Task to carry out:
Please reproduce the rows in the part that opens with the line containing "What elements are" and closes with the line containing "white-queen-piece: ♛ [232, 132, 256, 164]", both included, and leave the pictures out of your answer.

Data:
────────────────────

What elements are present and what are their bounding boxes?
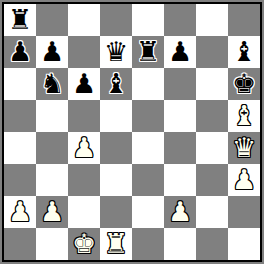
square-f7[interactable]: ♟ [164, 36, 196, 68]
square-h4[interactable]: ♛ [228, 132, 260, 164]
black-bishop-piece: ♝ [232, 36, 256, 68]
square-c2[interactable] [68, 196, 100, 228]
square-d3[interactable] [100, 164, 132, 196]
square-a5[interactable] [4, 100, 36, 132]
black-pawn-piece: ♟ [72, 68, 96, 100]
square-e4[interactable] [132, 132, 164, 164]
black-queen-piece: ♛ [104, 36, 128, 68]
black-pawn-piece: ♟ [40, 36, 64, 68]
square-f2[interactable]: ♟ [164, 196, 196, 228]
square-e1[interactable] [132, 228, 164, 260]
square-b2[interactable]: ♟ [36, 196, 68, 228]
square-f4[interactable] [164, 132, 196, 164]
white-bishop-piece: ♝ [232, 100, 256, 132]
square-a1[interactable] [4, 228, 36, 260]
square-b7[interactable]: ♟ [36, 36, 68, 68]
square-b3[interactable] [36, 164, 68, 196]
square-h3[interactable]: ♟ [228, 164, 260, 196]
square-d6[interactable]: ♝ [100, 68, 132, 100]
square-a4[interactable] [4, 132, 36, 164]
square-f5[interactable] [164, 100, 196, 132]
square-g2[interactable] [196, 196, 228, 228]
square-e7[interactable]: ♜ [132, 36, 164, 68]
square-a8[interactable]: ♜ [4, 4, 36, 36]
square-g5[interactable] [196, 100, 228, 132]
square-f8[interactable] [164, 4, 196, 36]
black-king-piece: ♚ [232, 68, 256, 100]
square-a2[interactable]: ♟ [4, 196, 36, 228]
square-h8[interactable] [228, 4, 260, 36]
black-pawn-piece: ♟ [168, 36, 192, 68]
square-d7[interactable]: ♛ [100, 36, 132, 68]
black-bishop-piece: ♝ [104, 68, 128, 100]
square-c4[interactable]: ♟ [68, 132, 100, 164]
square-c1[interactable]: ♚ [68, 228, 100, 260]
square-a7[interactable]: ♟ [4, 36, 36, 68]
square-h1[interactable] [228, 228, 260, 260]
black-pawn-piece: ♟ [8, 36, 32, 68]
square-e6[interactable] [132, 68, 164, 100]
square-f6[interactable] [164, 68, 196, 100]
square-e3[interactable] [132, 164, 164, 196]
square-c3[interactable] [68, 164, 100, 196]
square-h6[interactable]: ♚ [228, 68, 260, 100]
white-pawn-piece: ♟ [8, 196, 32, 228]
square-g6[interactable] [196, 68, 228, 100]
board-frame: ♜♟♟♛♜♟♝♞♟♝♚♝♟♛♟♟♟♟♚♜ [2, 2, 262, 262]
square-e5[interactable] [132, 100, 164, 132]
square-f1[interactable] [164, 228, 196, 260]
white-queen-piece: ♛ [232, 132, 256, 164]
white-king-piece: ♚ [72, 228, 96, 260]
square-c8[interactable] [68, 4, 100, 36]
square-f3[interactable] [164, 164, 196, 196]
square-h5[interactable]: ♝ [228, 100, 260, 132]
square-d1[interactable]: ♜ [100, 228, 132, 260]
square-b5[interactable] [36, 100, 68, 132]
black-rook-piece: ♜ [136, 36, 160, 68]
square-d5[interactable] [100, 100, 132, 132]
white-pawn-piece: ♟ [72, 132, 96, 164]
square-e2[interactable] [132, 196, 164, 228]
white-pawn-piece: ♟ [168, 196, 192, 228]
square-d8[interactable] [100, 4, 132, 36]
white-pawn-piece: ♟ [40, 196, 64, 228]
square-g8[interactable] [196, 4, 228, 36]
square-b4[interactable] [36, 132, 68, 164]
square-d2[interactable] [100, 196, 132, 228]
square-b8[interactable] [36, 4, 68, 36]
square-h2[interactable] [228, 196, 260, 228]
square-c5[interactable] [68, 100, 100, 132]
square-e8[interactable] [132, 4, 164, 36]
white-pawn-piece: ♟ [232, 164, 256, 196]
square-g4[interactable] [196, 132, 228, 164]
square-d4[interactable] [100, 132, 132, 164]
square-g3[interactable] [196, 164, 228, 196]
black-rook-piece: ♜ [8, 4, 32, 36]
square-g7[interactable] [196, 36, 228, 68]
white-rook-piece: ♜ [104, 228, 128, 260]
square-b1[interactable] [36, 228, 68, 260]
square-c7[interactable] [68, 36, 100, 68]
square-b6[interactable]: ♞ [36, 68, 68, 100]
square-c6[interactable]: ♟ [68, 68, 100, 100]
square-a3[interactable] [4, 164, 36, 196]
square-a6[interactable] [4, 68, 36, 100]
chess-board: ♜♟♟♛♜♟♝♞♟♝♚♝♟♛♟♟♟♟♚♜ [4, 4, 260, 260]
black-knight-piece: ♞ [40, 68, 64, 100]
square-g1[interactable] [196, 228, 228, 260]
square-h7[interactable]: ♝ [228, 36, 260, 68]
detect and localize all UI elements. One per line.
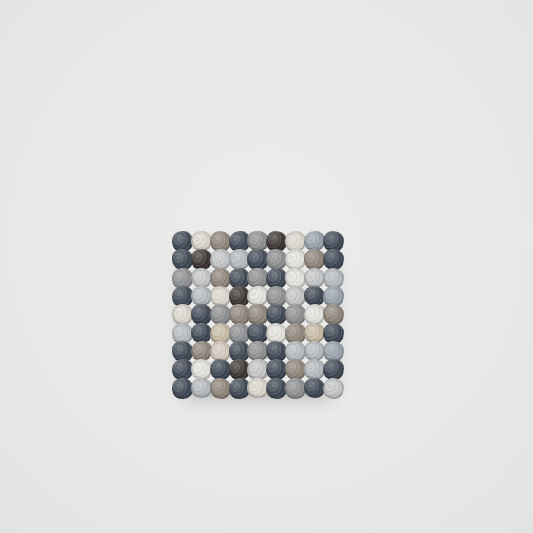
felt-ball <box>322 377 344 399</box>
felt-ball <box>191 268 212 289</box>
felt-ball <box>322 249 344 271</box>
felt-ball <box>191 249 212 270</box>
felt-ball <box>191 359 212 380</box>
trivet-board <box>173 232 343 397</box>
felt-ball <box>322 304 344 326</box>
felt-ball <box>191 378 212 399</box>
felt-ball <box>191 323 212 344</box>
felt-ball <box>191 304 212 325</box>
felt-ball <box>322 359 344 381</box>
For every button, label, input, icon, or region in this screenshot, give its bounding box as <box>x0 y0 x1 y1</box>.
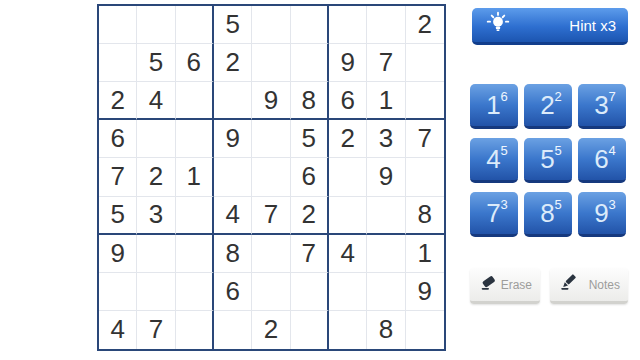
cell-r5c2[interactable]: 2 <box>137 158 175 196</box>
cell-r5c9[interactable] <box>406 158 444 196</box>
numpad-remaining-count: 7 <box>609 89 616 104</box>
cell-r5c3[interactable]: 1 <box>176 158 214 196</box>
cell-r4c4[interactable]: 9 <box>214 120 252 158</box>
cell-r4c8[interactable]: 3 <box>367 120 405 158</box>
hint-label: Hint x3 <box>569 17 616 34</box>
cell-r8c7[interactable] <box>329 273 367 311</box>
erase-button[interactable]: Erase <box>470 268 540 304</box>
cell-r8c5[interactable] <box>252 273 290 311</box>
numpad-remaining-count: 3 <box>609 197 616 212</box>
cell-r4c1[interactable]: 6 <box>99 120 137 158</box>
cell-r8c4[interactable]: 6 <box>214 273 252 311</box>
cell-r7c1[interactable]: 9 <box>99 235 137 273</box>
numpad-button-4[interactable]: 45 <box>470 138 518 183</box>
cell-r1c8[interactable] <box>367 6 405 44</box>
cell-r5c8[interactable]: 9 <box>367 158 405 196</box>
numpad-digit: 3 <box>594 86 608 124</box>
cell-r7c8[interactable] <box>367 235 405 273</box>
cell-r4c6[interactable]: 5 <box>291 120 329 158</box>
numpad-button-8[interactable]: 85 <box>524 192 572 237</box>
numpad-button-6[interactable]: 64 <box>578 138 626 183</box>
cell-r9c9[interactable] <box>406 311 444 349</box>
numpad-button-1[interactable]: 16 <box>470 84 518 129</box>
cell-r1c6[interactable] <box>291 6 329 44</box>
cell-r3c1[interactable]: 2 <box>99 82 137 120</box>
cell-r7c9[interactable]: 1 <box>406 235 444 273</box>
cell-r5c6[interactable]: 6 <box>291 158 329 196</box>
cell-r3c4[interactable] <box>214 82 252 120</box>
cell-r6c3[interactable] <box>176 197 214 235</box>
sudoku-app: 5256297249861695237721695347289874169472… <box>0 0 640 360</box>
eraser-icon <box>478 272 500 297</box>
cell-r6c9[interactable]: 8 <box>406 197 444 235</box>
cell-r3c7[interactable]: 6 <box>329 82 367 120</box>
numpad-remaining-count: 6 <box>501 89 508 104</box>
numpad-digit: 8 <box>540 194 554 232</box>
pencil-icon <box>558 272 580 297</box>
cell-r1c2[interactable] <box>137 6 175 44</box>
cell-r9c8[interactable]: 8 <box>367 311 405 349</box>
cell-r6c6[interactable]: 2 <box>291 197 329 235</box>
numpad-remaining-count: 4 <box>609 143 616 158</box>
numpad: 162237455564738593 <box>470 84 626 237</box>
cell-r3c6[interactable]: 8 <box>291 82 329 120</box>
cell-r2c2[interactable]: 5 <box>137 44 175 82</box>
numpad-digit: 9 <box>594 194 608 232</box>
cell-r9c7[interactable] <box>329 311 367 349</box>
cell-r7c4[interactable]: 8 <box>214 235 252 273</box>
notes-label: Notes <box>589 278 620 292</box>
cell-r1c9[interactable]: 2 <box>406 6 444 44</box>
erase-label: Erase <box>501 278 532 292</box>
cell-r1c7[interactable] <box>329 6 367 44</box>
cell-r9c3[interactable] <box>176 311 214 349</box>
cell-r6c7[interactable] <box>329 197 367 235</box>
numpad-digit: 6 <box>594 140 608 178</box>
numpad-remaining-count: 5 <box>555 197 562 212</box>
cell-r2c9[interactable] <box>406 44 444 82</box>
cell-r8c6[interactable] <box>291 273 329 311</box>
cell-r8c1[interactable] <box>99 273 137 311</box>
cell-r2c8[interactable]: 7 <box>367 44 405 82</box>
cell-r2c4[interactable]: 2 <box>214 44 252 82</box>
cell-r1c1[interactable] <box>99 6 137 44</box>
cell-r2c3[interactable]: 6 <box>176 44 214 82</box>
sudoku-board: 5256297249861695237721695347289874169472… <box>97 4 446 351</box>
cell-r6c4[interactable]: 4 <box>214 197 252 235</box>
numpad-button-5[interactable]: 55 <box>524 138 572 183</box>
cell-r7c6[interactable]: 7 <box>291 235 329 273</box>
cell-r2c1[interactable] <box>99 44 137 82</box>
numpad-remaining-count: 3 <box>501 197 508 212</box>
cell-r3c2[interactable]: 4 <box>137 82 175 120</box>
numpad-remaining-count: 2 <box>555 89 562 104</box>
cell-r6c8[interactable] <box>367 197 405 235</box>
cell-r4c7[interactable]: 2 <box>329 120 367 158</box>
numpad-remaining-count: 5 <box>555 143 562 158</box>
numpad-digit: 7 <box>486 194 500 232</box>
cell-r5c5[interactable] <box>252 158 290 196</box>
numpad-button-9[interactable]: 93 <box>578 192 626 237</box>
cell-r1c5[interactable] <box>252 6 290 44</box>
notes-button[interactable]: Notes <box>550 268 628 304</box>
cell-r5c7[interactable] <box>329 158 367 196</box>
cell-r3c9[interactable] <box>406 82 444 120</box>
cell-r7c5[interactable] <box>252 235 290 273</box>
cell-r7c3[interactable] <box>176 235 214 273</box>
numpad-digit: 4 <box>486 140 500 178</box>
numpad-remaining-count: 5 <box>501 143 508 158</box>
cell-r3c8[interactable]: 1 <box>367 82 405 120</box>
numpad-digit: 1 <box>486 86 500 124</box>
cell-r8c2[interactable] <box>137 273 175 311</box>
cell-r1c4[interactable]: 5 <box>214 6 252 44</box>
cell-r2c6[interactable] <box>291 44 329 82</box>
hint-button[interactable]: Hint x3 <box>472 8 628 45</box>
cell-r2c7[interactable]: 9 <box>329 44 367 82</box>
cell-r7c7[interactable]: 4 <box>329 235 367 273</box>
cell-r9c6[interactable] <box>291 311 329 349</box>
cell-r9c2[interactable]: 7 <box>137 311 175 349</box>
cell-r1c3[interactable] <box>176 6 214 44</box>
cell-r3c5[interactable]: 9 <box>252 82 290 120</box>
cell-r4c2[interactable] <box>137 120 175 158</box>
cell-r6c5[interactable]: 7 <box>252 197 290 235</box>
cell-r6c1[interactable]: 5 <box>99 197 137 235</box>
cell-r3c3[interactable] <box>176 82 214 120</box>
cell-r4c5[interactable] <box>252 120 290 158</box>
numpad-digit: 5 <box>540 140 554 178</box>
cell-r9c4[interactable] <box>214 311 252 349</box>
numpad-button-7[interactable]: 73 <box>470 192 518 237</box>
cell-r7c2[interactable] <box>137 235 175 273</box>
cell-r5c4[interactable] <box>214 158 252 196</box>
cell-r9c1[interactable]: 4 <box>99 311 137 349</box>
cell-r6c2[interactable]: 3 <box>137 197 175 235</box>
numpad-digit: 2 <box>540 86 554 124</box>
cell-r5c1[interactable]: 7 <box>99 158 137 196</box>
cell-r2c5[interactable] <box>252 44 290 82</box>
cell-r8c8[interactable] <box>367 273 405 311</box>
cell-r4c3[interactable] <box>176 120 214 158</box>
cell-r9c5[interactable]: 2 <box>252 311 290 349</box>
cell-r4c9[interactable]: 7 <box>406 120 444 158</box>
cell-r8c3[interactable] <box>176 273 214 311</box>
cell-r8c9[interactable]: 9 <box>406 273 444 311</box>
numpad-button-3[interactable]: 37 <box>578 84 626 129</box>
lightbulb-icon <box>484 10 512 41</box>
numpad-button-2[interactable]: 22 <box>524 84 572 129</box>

────────────────────

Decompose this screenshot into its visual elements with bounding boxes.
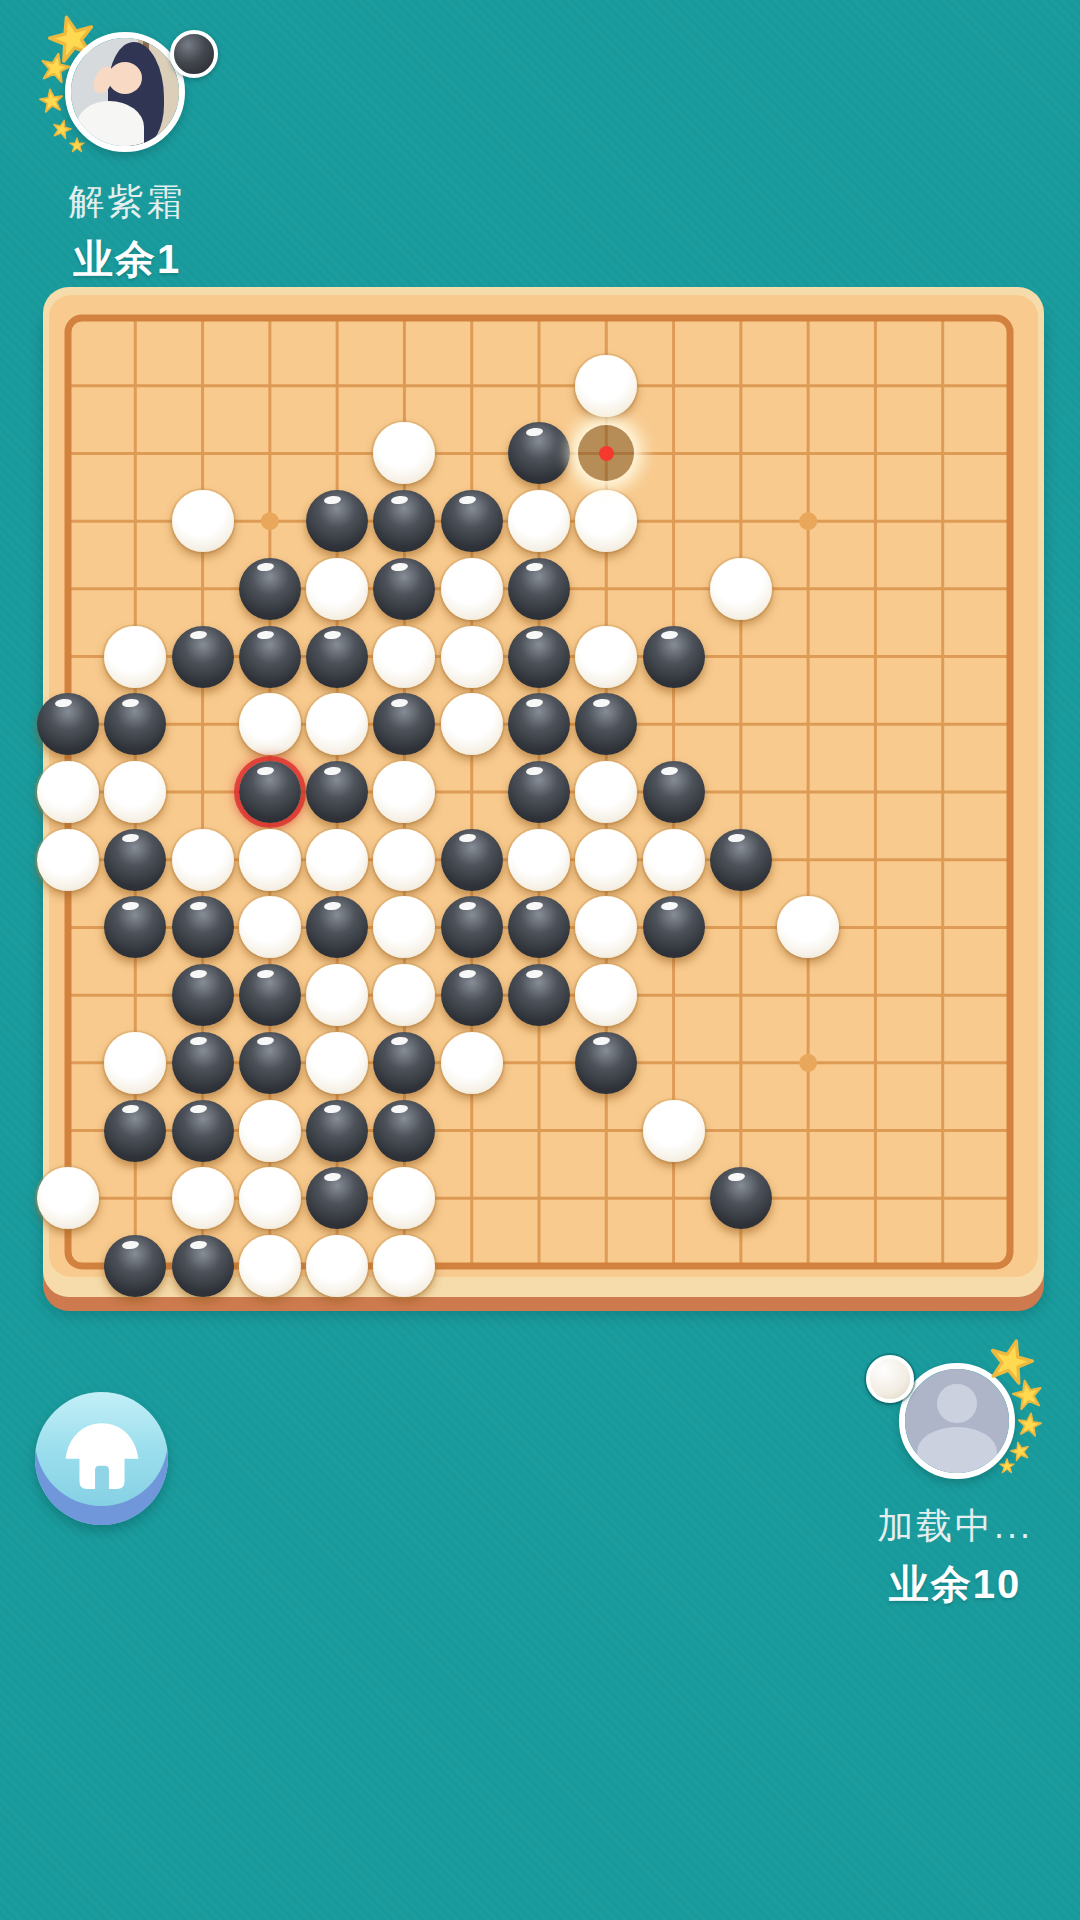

────────────────────

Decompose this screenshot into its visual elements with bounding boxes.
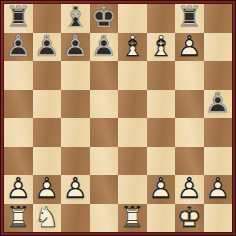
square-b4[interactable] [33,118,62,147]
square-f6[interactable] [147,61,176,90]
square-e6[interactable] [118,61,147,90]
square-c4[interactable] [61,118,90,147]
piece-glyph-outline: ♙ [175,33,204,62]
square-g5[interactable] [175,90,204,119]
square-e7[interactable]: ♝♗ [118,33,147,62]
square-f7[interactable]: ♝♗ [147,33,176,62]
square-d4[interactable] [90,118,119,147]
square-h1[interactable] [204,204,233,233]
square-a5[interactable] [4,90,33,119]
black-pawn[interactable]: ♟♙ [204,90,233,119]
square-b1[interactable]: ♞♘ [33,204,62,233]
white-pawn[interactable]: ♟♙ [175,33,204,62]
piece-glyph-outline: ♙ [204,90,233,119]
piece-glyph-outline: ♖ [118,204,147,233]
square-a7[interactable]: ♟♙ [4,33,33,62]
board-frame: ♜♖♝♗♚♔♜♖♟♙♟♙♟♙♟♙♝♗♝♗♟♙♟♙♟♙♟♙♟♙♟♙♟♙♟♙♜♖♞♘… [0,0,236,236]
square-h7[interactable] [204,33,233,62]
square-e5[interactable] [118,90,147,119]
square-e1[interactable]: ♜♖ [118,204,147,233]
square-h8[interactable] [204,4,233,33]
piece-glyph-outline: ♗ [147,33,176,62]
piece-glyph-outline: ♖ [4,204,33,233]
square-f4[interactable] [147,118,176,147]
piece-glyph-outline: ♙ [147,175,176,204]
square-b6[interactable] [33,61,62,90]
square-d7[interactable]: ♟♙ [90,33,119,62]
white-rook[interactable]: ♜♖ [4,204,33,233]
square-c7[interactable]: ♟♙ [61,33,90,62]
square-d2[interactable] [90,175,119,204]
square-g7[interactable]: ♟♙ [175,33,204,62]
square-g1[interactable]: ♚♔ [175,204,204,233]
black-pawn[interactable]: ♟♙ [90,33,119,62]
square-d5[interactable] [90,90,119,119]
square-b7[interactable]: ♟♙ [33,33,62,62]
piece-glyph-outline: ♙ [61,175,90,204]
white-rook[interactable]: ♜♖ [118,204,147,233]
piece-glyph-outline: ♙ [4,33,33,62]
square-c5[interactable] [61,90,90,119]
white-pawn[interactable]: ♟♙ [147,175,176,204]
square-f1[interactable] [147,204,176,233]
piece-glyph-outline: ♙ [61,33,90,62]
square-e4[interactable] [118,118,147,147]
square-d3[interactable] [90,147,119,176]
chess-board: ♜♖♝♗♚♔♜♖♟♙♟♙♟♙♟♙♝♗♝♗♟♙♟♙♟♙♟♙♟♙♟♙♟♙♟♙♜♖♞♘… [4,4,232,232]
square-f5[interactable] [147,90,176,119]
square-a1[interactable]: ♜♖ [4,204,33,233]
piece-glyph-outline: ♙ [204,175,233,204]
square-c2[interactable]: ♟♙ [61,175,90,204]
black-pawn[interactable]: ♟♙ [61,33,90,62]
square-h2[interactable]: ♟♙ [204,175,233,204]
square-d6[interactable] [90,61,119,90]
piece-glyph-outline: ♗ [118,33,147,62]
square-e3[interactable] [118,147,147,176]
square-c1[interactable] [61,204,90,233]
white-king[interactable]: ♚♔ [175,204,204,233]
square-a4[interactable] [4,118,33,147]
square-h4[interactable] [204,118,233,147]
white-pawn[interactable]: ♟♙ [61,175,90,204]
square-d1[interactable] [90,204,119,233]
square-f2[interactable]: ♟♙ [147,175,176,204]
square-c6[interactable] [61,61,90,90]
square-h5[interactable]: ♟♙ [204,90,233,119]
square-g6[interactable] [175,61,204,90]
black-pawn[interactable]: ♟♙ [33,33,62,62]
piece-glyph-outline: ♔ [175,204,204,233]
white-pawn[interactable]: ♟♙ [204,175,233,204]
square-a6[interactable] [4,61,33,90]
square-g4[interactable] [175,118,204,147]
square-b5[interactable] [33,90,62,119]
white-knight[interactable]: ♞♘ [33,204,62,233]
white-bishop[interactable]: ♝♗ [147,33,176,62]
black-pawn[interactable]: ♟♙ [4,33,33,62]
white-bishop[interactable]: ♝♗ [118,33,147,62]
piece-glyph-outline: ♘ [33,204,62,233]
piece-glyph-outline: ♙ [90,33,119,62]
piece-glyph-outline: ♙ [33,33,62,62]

────────────────────

Task response:
What elements are present and what are their bounding boxes?
square-f7[interactable]: ♟ [164, 36, 196, 68]
square-h4[interactable]: ♛ [228, 132, 260, 164]
black-bishop-piece: ♝ [232, 36, 256, 68]
square-c2[interactable] [68, 196, 100, 228]
square-d3[interactable] [100, 164, 132, 196]
square-a5[interactable] [4, 100, 36, 132]
black-pawn-piece: ♟ [72, 68, 96, 100]
square-e4[interactable] [132, 132, 164, 164]
black-queen-piece: ♛ [104, 36, 128, 68]
black-pawn-piece: ♟ [40, 36, 64, 68]
square-f2[interactable]: ♟ [164, 196, 196, 228]
square-e1[interactable] [132, 228, 164, 260]
square-b2[interactable]: ♟ [36, 196, 68, 228]
square-f4[interactable] [164, 132, 196, 164]
white-bishop-piece: ♝ [232, 100, 256, 132]
square-a1[interactable] [4, 228, 36, 260]
square-b7[interactable]: ♟ [36, 36, 68, 68]
square-b3[interactable] [36, 164, 68, 196]
square-h3[interactable]: ♟ [228, 164, 260, 196]
square-d6[interactable]: ♝ [100, 68, 132, 100]
square-a4[interactable] [4, 132, 36, 164]
square-f5[interactable] [164, 100, 196, 132]
square-g2[interactable] [196, 196, 228, 228]
square-e7[interactable]: ♜ [132, 36, 164, 68]
square-a8[interactable]: ♜ [4, 4, 36, 36]
square-g5[interactable] [196, 100, 228, 132]
square-f8[interactable] [164, 4, 196, 36]
black-king-piece: ♚ [232, 68, 256, 100]
square-a2[interactable]: ♟ [4, 196, 36, 228]
square-h8[interactable] [228, 4, 260, 36]
black-pawn-piece: ♟ [168, 36, 192, 68]
square-d7[interactable]: ♛ [100, 36, 132, 68]
black-bishop-piece: ♝ [104, 68, 128, 100]
square-c4[interactable]: ♟ [68, 132, 100, 164]
square-c1[interactable]: ♚ [68, 228, 100, 260]
square-a7[interactable]: ♟ [4, 36, 36, 68]
square-h1[interactable] [228, 228, 260, 260]
black-pawn-piece: ♟ [8, 36, 32, 68]
square-e6[interactable] [132, 68, 164, 100]
square-f6[interactable] [164, 68, 196, 100]
square-e3[interactable] [132, 164, 164, 196]
square-c3[interactable] [68, 164, 100, 196]
square-h6[interactable]: ♚ [228, 68, 260, 100]
white-pawn-piece: ♟ [8, 196, 32, 228]
square-g6[interactable] [196, 68, 228, 100]
board-frame: ♜♟♟♛♜♟♝♞♟♝♚♝♟♛♟♟♟♟♚♜ [2, 2, 262, 262]
square-e5[interactable] [132, 100, 164, 132]
square-f1[interactable] [164, 228, 196, 260]
white-queen-piece: ♛ [232, 132, 256, 164]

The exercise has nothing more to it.